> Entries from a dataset

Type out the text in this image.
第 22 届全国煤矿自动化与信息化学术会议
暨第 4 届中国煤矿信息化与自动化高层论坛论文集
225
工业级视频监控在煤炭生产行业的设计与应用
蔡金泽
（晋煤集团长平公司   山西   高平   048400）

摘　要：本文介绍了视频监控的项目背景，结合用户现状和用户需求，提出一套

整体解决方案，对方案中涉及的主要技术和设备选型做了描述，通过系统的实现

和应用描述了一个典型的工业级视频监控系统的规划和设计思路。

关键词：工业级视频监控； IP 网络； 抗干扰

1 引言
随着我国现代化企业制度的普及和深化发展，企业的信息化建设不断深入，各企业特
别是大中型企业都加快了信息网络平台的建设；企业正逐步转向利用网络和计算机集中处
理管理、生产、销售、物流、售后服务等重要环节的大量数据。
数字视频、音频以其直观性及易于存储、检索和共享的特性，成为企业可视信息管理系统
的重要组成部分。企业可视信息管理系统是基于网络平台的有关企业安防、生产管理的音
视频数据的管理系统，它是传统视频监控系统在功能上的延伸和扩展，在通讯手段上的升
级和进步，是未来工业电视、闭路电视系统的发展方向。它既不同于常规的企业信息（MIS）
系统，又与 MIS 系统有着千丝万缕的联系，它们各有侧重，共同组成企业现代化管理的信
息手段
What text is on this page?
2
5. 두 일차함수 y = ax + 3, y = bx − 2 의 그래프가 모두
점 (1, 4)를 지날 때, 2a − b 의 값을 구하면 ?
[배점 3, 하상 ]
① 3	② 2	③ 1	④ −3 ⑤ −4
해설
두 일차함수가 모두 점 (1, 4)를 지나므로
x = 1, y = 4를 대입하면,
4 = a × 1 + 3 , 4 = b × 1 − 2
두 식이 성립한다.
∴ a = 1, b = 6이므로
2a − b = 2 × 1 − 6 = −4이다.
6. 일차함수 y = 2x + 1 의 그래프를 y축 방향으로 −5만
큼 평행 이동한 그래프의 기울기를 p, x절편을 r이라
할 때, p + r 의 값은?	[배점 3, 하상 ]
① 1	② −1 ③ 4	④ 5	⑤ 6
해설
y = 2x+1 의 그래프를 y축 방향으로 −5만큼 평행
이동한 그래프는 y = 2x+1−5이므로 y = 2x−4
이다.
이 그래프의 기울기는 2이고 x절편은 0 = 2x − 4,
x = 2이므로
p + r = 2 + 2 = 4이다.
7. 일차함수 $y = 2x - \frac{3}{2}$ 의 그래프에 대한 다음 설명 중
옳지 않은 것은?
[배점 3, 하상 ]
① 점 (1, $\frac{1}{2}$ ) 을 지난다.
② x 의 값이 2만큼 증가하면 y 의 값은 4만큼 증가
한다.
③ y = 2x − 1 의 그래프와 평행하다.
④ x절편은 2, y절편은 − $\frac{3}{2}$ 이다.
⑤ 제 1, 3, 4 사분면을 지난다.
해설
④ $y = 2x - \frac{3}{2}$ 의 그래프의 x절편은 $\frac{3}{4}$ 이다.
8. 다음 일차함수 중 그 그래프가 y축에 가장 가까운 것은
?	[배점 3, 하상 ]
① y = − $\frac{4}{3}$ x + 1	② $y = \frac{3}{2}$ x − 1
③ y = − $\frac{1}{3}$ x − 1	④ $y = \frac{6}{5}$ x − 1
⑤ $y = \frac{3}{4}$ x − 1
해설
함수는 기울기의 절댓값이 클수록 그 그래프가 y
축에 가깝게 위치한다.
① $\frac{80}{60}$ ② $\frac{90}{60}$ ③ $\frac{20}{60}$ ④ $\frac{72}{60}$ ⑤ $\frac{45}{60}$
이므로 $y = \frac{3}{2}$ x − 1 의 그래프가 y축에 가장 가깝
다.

> What you have to do
Make an exact copy of the listing, including every line.

> Expected answer
Type out the text in this image.
第 22 届全国煤矿自动化与信息化学术会议
暨第 4 届中国煤矿信息化与自动化高层论坛论文集
225
工业级视频监控在煤炭生产行业的设计与应用
蔡金泽
（晋煤集团长平公司   山西   高平   048400）

摘　要：本文介绍了视频监控的项目背景，结合用户现状和用户需求，提出一套

整体解决方案，对方案中涉及的主要技术和设备选型做了描述，通过系统的实现

和应用描述了一个典型的工业级视频监控系统的规划和设计思路。

关键词：工业级视频监控； IP 网络； 抗干扰

1 引言
随着我国现代化企业制度的普及和深化发展，企业的信息化建设不断深入，各企业特
别是大中型企业都加快了信息网络平台的建设；企业正逐步转向利用网络和计算机集中处
理管理、生产、销售、物流、售后服务等重要环节的大量数据。
数字视频、音频以其直观性及易于存储、检索和共享的特性，成为企业可视信息管理系统
的重要组成部分。企业可视信息管理系统是基于网络平台的有关企业安防、生产管理的音
视频数据的管理系统，它是传统视频监控系统在功能上的延伸和扩展，在通讯手段上的升
级和进步，是未来工业电视、闭路电视系统的发展方向。它既不同于常规的企业信息（MIS）
系统，又与 MIS 系统有着千丝万缕的联系，它们各有侧重，共同组成企业现代化管理的信
息手段
What text is on this page?
2
5. 두 일차함수 y = ax + 3, y = bx − 2 의 그래프가 모두
점 (1, 4)를 지날 때, 2a − b 의 값을 구하면 ?
[배점 3, 하상 ]
① 3	② 2	③ 1	④ −3 ⑤ −4
해설
두 일차함수가 모두 점 (1, 4)를 지나므로
x = 1, y = 4를 대입하면,
4 = a × 1 + 3 , 4 = b × 1 − 2
두 식이 성립한다.
∴ a = 1, b = 6이므로
2a − b = 2 × 1 − 6 = −4이다.
6. 일차함수 y = 2x + 1 의 그래프를 y축 방향으로 −5만
큼 평행 이동한 그래프의 기울기를 p, x절편을 r이라
할 때, p + r 의 값은?	[배점 3, 하상 ]
① 1	② −1 ③ 4	④ 5	⑤ 6
해설
y = 2x+1 의 그래프를 y축 방향으로 −5만큼 평행
이동한 그래프는 y = 2x+1−5이므로 y = 2x−4
이다.
이 그래프의 기울기는 2이고 x절편은 0 = 2x − 4,
x = 2이므로
p + r = 2 + 2 = 4이다.
7. 일차함수 $y = 2x - \frac{3}{2}$ 의 그래프에 대한 다음 설명 중
옳지 않은 것은?
[배점 3, 하상 ]
① 점 (1, $\frac{1}{2}$ ) 을 지난다.
② x 의 값이 2만큼 증가하면 y 의 값은 4만큼 증가
한다.
③ y = 2x − 1 의 그래프와 평행하다.
④ x절편은 2, y절편은 − $\frac{3}{2}$ 이다.
⑤ 제 1, 3, 4 사분면을 지난다.
해설
④ $y = 2x - \frac{3}{2}$ 의 그래프의 x절편은 $\frac{3}{4}$ 이다.
8. 다음 일차함수 중 그 그래프가 y축에 가장 가까운 것은
?	[배점 3, 하상 ]
① y = − $\frac{4}{3}$ x + 1	② $y = \frac{3}{2}$ x − 1
③ y = − $\frac{1}{3}$ x − 1	④ $y = \frac{6}{5}$ x − 1
⑤ $y = \frac{3}{4}$ x − 1
해설
함수는 기울기의 절댓값이 클수록 그 그래프가 y
축에 가깝게 위치한다.
① $\frac{80}{60}$ ② $\frac{90}{60}$ ③ $\frac{20}{60}$ ④ $\frac{72}{60}$ ⑤ $\frac{45}{60}$
이므로 $y = \frac{3}{2}$ x − 1 의 그래프가 y축에 가장 가깝
다.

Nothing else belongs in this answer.